### [Task goal]
Transcribe the records that follow. Keep every word exactly, and drop the pictures.

(Dataset entries on figures)
▼▼▼

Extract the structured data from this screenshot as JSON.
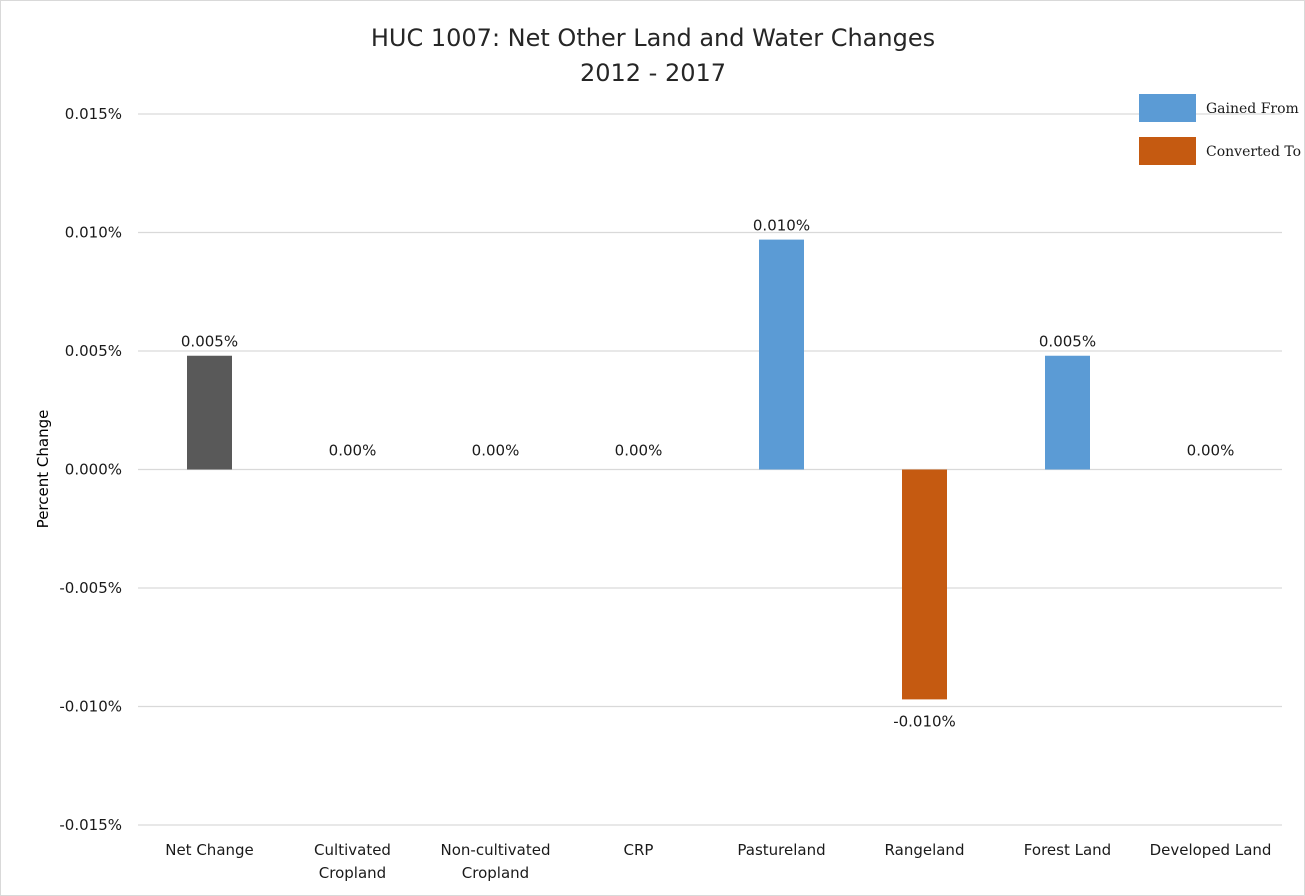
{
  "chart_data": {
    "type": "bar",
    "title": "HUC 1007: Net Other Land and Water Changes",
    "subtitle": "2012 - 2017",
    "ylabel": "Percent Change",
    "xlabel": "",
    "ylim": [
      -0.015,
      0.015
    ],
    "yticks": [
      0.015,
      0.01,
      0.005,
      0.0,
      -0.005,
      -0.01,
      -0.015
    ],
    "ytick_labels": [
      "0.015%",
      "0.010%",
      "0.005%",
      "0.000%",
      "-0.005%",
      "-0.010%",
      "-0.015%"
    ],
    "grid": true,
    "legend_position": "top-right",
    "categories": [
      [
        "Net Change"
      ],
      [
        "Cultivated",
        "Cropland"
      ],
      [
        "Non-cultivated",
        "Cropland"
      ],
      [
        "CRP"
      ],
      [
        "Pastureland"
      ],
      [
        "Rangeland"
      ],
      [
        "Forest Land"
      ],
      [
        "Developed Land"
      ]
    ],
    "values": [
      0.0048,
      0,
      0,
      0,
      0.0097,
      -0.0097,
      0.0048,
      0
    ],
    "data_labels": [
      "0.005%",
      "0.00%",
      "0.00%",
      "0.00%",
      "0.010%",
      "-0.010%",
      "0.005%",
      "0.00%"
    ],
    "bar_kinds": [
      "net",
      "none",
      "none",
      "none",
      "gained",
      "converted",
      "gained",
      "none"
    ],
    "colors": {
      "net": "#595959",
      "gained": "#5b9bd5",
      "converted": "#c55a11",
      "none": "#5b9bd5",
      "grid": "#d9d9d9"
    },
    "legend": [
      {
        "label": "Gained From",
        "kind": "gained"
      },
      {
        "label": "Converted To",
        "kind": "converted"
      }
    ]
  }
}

▲▲▲

### [Answer below]
Extract the structured data from this screenshot as JSON.
{
  "chart_data": {
    "type": "bar",
    "title": "HUC 1007: Net Other Land and Water Changes",
    "subtitle": "2012 - 2017",
    "ylabel": "Percent Change",
    "xlabel": "",
    "ylim": [
      -0.015,
      0.015
    ],
    "yticks": [
      0.015,
      0.01,
      0.005,
      0.0,
      -0.005,
      -0.01,
      -0.015
    ],
    "ytick_labels": [
      "0.015%",
      "0.010%",
      "0.005%",
      "0.000%",
      "-0.005%",
      "-0.010%",
      "-0.015%"
    ],
    "grid": true,
    "legend_position": "top-right",
    "categories": [
      [
        "Net Change"
      ],
      [
        "Cultivated",
        "Cropland"
      ],
      [
        "Non-cultivated",
        "Cropland"
      ],
      [
        "CRP"
      ],
      [
        "Pastureland"
      ],
      [
        "Rangeland"
      ],
      [
        "Forest Land"
      ],
      [
        "Developed Land"
      ]
    ],
    "values": [
      0.0048,
      0,
      0,
      0,
      0.0097,
      -0.0097,
      0.0048,
      0
    ],
    "data_labels": [
      "0.005%",
      "0.00%",
      "0.00%",
      "0.00%",
      "0.010%",
      "-0.010%",
      "0.005%",
      "0.00%"
    ],
    "bar_kinds": [
      "net",
      "none",
      "none",
      "none",
      "gained",
      "converted",
      "gained",
      "none"
    ],
    "colors": {
      "net": "#595959",
      "gained": "#5b9bd5",
      "converted": "#c55a11",
      "none": "#5b9bd5",
      "grid": "#d9d9d9"
    },
    "legend": [
      {
        "label": "Gained From",
        "kind": "gained"
      },
      {
        "label": "Converted To",
        "kind": "converted"
      }
    ]
  }
}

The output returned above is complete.